▶ [Task brief]:
Gather all lines containing the string "this" and copy them out.

▶ [Entries from a dataset]:
--- BEGIN ---

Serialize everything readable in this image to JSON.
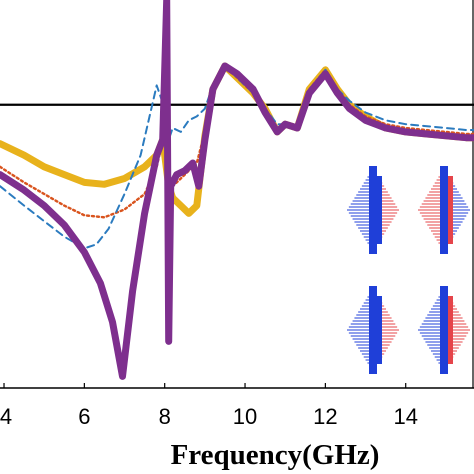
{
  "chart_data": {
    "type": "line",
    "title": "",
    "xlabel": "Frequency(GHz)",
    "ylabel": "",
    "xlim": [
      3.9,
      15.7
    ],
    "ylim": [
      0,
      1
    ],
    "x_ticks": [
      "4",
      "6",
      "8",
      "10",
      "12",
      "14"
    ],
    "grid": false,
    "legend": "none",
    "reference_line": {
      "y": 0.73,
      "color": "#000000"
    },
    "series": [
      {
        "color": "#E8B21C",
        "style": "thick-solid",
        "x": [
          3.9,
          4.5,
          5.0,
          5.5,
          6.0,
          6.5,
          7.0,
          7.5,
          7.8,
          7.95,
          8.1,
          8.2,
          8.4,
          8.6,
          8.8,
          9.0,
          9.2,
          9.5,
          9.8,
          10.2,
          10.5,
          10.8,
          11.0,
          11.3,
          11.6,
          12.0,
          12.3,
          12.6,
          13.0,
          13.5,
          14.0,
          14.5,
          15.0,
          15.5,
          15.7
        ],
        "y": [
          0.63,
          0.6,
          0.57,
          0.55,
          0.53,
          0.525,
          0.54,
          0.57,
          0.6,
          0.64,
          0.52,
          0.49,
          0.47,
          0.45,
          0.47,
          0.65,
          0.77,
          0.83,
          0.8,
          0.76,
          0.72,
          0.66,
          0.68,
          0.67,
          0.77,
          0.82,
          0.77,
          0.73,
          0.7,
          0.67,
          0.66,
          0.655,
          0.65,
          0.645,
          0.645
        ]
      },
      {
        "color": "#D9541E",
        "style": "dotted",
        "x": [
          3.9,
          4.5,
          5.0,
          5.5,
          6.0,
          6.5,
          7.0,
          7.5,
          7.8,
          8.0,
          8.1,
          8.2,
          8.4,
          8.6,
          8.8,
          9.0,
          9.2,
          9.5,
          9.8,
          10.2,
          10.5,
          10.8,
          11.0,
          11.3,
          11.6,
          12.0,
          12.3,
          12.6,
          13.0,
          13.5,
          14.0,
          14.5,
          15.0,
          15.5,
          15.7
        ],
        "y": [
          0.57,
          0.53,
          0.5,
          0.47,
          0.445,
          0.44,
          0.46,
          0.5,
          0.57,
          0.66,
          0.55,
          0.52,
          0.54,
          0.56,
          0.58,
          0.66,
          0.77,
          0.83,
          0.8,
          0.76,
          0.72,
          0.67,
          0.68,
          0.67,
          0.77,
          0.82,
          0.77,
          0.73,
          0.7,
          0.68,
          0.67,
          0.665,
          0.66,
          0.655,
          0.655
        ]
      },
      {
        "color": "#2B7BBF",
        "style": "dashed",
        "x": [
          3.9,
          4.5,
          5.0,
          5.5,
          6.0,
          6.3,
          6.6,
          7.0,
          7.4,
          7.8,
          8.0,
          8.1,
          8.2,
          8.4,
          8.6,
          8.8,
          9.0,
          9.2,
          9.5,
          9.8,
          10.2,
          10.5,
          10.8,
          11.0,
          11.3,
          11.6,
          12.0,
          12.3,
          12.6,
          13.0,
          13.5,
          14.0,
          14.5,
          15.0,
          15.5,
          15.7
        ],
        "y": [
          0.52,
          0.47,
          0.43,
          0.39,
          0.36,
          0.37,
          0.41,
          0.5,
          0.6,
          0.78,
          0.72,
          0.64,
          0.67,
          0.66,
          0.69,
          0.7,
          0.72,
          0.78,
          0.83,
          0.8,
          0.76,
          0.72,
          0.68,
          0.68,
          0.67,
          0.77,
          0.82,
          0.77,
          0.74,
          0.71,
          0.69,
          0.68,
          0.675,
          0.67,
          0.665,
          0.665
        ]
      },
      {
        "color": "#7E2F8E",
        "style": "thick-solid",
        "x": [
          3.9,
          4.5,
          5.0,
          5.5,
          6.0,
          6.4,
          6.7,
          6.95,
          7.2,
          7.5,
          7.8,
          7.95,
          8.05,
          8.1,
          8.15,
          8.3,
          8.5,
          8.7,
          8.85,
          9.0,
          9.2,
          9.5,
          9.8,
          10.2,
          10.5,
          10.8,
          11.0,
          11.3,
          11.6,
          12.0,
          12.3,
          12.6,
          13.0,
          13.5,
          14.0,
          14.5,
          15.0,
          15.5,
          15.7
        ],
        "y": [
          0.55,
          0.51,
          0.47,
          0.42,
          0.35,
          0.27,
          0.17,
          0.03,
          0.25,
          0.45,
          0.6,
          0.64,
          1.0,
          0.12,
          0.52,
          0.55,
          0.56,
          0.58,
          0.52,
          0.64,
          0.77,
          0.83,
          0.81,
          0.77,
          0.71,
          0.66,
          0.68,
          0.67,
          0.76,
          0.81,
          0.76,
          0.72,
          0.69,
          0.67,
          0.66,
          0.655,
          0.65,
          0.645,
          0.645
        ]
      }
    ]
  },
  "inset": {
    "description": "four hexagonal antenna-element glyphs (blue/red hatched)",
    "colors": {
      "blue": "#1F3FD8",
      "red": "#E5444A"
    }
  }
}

--- END ---
--- BEGIN ---

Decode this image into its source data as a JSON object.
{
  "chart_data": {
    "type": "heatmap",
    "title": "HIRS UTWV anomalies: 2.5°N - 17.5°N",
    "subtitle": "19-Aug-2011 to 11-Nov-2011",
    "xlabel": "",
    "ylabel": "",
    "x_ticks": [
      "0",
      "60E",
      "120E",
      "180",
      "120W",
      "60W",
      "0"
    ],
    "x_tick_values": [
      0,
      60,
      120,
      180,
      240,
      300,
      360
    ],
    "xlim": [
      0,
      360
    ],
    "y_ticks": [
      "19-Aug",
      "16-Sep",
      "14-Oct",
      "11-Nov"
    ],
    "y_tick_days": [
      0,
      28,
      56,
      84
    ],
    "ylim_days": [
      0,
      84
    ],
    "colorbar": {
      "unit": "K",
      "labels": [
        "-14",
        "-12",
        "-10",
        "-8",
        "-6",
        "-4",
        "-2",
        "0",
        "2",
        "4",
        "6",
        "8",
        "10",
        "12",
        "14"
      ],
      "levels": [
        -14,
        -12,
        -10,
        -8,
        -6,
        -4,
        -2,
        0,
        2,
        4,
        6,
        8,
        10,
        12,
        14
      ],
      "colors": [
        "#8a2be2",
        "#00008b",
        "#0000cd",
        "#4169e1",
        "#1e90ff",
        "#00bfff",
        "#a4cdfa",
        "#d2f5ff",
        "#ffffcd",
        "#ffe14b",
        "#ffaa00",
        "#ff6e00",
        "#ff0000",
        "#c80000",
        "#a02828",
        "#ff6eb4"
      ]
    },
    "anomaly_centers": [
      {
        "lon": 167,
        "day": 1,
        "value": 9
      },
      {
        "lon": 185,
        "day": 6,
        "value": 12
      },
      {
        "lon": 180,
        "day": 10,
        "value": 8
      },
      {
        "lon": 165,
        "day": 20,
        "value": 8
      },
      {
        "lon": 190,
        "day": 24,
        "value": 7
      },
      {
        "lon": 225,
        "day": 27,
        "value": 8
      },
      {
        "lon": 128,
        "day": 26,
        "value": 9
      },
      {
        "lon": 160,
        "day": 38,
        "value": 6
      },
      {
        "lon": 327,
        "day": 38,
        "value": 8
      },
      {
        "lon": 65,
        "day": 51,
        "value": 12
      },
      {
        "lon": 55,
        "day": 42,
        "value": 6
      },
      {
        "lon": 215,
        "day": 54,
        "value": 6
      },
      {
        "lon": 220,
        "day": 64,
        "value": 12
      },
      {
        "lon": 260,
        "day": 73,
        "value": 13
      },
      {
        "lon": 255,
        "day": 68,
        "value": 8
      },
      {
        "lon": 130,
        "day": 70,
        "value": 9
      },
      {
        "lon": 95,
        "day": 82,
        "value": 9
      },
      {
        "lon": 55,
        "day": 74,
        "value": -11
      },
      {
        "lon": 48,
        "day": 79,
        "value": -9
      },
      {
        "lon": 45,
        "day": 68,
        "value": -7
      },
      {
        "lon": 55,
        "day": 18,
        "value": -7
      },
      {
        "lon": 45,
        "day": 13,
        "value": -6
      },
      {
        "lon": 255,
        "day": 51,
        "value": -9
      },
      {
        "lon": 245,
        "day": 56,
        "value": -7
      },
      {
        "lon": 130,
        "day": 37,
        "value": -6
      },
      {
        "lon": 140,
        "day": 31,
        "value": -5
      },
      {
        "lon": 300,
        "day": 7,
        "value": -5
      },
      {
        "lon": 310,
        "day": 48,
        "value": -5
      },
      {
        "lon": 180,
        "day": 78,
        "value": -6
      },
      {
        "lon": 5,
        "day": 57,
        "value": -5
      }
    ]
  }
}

--- END ---

▶ [Final result]:
Serialize everything readable in this image to JSON.
Decode this image into its source data as a JSON object.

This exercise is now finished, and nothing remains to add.